Exercise materials:
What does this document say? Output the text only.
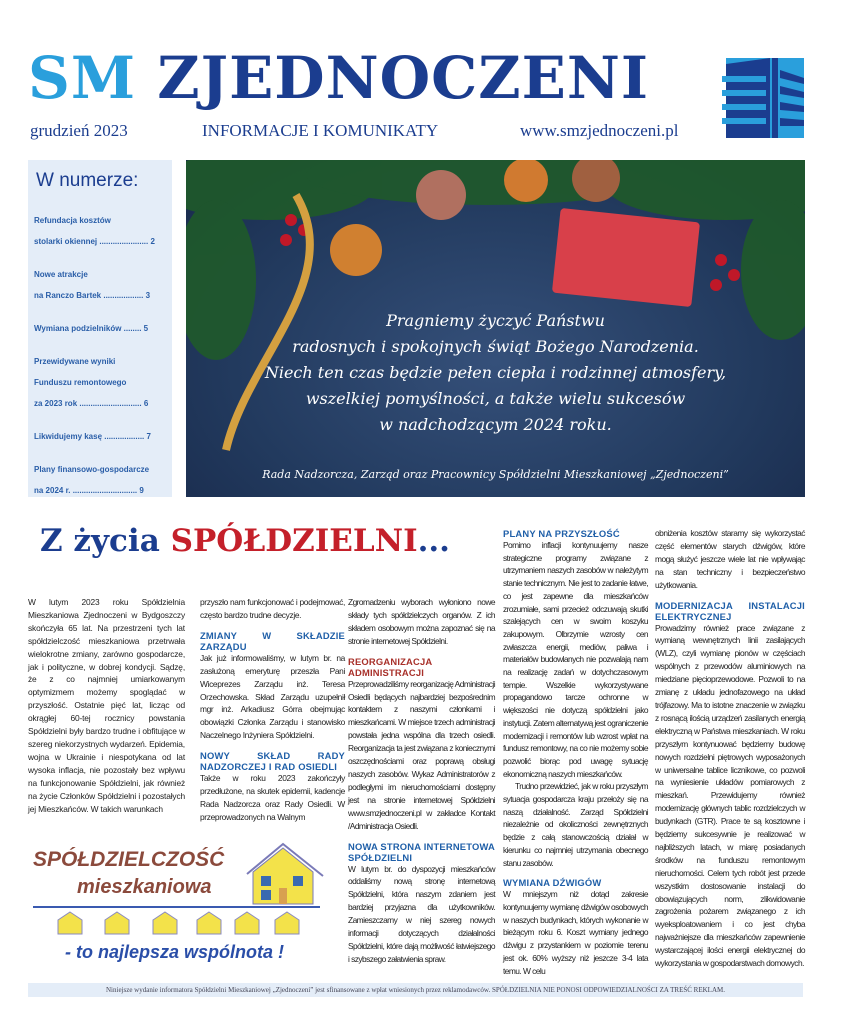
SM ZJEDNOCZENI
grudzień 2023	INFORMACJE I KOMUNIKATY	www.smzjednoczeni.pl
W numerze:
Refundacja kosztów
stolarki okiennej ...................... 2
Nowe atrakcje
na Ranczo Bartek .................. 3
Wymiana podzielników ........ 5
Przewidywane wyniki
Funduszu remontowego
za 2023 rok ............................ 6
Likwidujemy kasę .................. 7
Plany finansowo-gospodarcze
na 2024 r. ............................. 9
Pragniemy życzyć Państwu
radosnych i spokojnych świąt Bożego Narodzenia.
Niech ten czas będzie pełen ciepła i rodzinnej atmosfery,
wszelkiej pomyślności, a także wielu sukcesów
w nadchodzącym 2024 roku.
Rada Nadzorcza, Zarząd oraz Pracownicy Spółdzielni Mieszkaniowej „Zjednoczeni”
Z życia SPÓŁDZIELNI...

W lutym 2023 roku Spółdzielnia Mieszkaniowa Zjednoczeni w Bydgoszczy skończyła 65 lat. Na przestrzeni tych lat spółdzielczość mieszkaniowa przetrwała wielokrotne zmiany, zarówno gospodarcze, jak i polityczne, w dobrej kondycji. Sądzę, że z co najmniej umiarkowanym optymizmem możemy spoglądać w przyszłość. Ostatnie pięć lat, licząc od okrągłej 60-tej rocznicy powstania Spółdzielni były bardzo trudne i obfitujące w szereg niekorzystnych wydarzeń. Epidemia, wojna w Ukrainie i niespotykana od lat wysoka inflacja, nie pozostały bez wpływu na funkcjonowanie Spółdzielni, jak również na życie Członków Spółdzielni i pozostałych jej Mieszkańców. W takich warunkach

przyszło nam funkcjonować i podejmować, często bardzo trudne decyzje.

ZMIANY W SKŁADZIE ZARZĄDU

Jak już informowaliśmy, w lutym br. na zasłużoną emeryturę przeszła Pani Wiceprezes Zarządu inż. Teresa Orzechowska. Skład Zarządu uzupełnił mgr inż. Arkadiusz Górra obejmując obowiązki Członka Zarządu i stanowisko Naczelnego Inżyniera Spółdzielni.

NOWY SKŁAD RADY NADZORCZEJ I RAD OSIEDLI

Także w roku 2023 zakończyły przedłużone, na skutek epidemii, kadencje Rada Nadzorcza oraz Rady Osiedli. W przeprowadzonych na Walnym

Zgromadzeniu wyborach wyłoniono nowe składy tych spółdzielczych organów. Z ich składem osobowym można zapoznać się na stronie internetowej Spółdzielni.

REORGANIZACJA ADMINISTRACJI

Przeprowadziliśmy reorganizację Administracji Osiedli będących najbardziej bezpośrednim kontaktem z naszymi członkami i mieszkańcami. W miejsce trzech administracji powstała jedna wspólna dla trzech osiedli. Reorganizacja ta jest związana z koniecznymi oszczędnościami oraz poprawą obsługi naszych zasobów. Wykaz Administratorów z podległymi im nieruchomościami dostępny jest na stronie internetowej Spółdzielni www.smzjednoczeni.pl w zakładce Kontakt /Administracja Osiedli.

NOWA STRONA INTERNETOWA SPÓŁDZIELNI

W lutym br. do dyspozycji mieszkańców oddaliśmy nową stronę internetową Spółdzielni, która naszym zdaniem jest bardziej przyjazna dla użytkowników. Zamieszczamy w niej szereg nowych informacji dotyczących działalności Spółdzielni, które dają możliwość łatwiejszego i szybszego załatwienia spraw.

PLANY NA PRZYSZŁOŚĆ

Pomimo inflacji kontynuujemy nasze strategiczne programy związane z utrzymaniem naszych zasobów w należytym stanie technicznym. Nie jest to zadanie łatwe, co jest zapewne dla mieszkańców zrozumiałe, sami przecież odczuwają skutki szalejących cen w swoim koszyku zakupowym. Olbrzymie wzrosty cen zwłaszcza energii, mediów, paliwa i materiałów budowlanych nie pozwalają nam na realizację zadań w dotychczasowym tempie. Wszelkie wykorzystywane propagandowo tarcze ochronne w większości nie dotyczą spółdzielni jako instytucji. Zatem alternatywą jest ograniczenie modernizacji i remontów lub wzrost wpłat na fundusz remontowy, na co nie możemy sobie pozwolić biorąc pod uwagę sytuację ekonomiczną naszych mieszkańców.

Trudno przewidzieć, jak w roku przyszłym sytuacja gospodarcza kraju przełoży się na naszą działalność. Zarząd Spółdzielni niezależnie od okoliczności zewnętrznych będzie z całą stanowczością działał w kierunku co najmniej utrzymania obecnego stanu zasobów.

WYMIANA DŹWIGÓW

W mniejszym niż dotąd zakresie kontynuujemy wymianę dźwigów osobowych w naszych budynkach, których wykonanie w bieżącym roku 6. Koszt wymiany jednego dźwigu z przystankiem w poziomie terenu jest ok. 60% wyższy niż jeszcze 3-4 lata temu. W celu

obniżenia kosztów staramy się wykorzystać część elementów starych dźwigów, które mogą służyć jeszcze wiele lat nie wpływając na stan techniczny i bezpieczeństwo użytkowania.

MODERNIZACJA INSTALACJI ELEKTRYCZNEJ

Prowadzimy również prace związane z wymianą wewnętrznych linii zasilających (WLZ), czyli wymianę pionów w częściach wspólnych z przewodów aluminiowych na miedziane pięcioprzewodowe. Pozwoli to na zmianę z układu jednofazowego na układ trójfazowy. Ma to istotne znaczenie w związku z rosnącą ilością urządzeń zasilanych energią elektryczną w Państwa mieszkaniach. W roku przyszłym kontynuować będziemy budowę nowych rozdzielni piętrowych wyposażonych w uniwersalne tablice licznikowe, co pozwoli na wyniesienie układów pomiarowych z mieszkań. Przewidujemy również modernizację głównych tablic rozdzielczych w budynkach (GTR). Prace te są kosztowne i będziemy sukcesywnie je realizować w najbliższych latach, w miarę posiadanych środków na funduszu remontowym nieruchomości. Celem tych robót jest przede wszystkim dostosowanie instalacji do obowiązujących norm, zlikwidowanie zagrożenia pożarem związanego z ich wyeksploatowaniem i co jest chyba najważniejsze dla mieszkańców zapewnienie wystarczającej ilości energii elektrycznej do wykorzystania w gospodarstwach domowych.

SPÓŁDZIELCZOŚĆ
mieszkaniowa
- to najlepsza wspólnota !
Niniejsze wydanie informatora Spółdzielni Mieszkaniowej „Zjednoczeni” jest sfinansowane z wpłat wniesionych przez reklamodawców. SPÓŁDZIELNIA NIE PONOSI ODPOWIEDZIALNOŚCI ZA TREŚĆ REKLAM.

Exercise directions: From the material above, copy everything exactly but the pictures.

Task result:
What does this document say? Output the text only.
SM ZJEDNOCZENI
grudzień 2023	INFORMACJE I KOMUNIKATY	www.smzjednoczeni.pl
W numerze:
Refundacja kosztów
stolarki okiennej ...................... 2
Nowe atrakcje
na Ranczo Bartek .................. 3
Wymiana podzielników ........ 5
Przewidywane wyniki
Funduszu remontowego
za 2023 rok ............................ 6
Likwidujemy kasę .................. 7
Plany finansowo-gospodarcze
na 2024 r. ............................. 9
Pragniemy życzyć Państwu
radosnych i spokojnych świąt Bożego Narodzenia.
Niech ten czas będzie pełen ciepła i rodzinnej atmosfery,
wszelkiej pomyślności, a także wielu sukcesów
w nadchodzącym 2024 roku.
Rada Nadzorcza, Zarząd oraz Pracownicy Spółdzielni Mieszkaniowej „Zjednoczeni”
Z życia SPÓŁDZIELNI...

W lutym 2023 roku Spółdzielnia Mieszkaniowa Zjednoczeni w Bydgoszczy skończyła 65 lat. Na przestrzeni tych lat spółdzielczość mieszkaniowa przetrwała wielokrotne zmiany, zarówno gospodarcze, jak i polityczne, w dobrej kondycji. Sądzę, że z co najmniej umiarkowanym optymizmem możemy spoglądać w przyszłość. Ostatnie pięć lat, licząc od okrągłej 60-tej rocznicy powstania Spółdzielni były bardzo trudne i obfitujące w szereg niekorzystnych wydarzeń. Epidemia, wojna w Ukrainie i niespotykana od lat wysoka inflacja, nie pozostały bez wpływu na funkcjonowanie Spółdzielni, jak również na życie Członków Spółdzielni i pozostałych jej Mieszkańców. W takich warunkach

przyszło nam funkcjonować i podejmować, często bardzo trudne decyzje.

ZMIANY W SKŁADZIE ZARZĄDU

Jak już informowaliśmy, w lutym br. na zasłużoną emeryturę przeszła Pani Wiceprezes Zarządu inż. Teresa Orzechowska. Skład Zarządu uzupełnił mgr inż. Arkadiusz Górra obejmując obowiązki Członka Zarządu i stanowisko Naczelnego Inżyniera Spółdzielni.

NOWY SKŁAD RADY NADZORCZEJ I RAD OSIEDLI

Także w roku 2023 zakończyły przedłużone, na skutek epidemii, kadencje Rada Nadzorcza oraz Rady Osiedli. W przeprowadzonych na Walnym

Zgromadzeniu wyborach wyłoniono nowe składy tych spółdzielczych organów. Z ich składem osobowym można zapoznać się na stronie internetowej Spółdzielni.

REORGANIZACJA ADMINISTRACJI

Przeprowadziliśmy reorganizację Administracji Osiedli będących najbardziej bezpośrednim kontaktem z naszymi członkami i mieszkańcami. W miejsce trzech administracji powstała jedna wspólna dla trzech osiedli. Reorganizacja ta jest związana z koniecznymi oszczędnościami oraz poprawą obsługi naszych zasobów. Wykaz Administratorów z podległymi im nieruchomościami dostępny jest na stronie internetowej Spółdzielni www.smzjednoczeni.pl w zakładce Kontakt /Administracja Osiedli.

NOWA STRONA INTERNETOWA SPÓŁDZIELNI

W lutym br. do dyspozycji mieszkańców oddaliśmy nową stronę internetową Spółdzielni, która naszym zdaniem jest bardziej przyjazna dla użytkowników. Zamieszczamy w niej szereg nowych informacji dotyczących działalności Spółdzielni, które dają możliwość łatwiejszego i szybszego załatwienia spraw.

PLANY NA PRZYSZŁOŚĆ

Pomimo inflacji kontynuujemy nasze strategiczne programy związane z utrzymaniem naszych zasobów w należytym stanie technicznym. Nie jest to zadanie łatwe, co jest zapewne dla mieszkańców zrozumiałe, sami przecież odczuwają skutki szalejących cen w swoim koszyku zakupowym. Olbrzymie wzrosty cen zwłaszcza energii, mediów, paliwa i materiałów budowlanych nie pozwalają nam na realizację zadań w dotychczasowym tempie. Wszelkie wykorzystywane propagandowo tarcze ochronne w większości nie dotyczą spółdzielni jako instytucji. Zatem alternatywą jest ograniczenie modernizacji i remontów lub wzrost wpłat na fundusz remontowy, na co nie możemy sobie pozwolić biorąc pod uwagę sytuację ekonomiczną naszych mieszkańców.

Trudno przewidzieć, jak w roku przyszłym sytuacja gospodarcza kraju przełoży się na naszą działalność. Zarząd Spółdzielni niezależnie od okoliczności zewnętrznych będzie z całą stanowczością działał w kierunku co najmniej utrzymania obecnego stanu zasobów.

WYMIANA DŹWIGÓW

W mniejszym niż dotąd zakresie kontynuujemy wymianę dźwigów osobowych w naszych budynkach, których wykonanie w bieżącym roku 6. Koszt wymiany jednego dźwigu z przystankiem w poziomie terenu jest ok. 60% wyższy niż jeszcze 3-4 lata temu. W celu

obniżenia kosztów staramy się wykorzystać część elementów starych dźwigów, które mogą służyć jeszcze wiele lat nie wpływając na stan techniczny i bezpieczeństwo użytkowania.

MODERNIZACJA INSTALACJI ELEKTRYCZNEJ

Prowadzimy również prace związane z wymianą wewnętrznych linii zasilających (WLZ), czyli wymianę pionów w częściach wspólnych z przewodów aluminiowych na miedziane pięcioprzewodowe. Pozwoli to na zmianę z układu jednofazowego na układ trójfazowy. Ma to istotne znaczenie w związku z rosnącą ilością urządzeń zasilanych energią elektryczną w Państwa mieszkaniach. W roku przyszłym kontynuować będziemy budowę nowych rozdzielni piętrowych wyposażonych w uniwersalne tablice licznikowe, co pozwoli na wyniesienie układów pomiarowych z mieszkań. Przewidujemy również modernizację głównych tablic rozdzielczych w budynkach (GTR). Prace te są kosztowne i będziemy sukcesywnie je realizować w najbliższych latach, w miarę posiadanych środków na funduszu remontowym nieruchomości. Celem tych robót jest przede wszystkim dostosowanie instalacji do obowiązujących norm, zlikwidowanie zagrożenia pożarem związanego z ich wyeksploatowaniem i co jest chyba najważniejsze dla mieszkańców zapewnienie wystarczającej ilości energii elektrycznej do wykorzystania w gospodarstwach domowych.

SPÓŁDZIELCZOŚĆ
mieszkaniowa
- to najlepsza wspólnota !
Niniejsze wydanie informatora Spółdzielni Mieszkaniowej „Zjednoczeni” jest sfinansowane z wpłat wniesionych przez reklamodawców. SPÓŁDZIELNIA NIE PONOSI ODPOWIEDZIALNOŚCI ZA TREŚĆ REKLAM.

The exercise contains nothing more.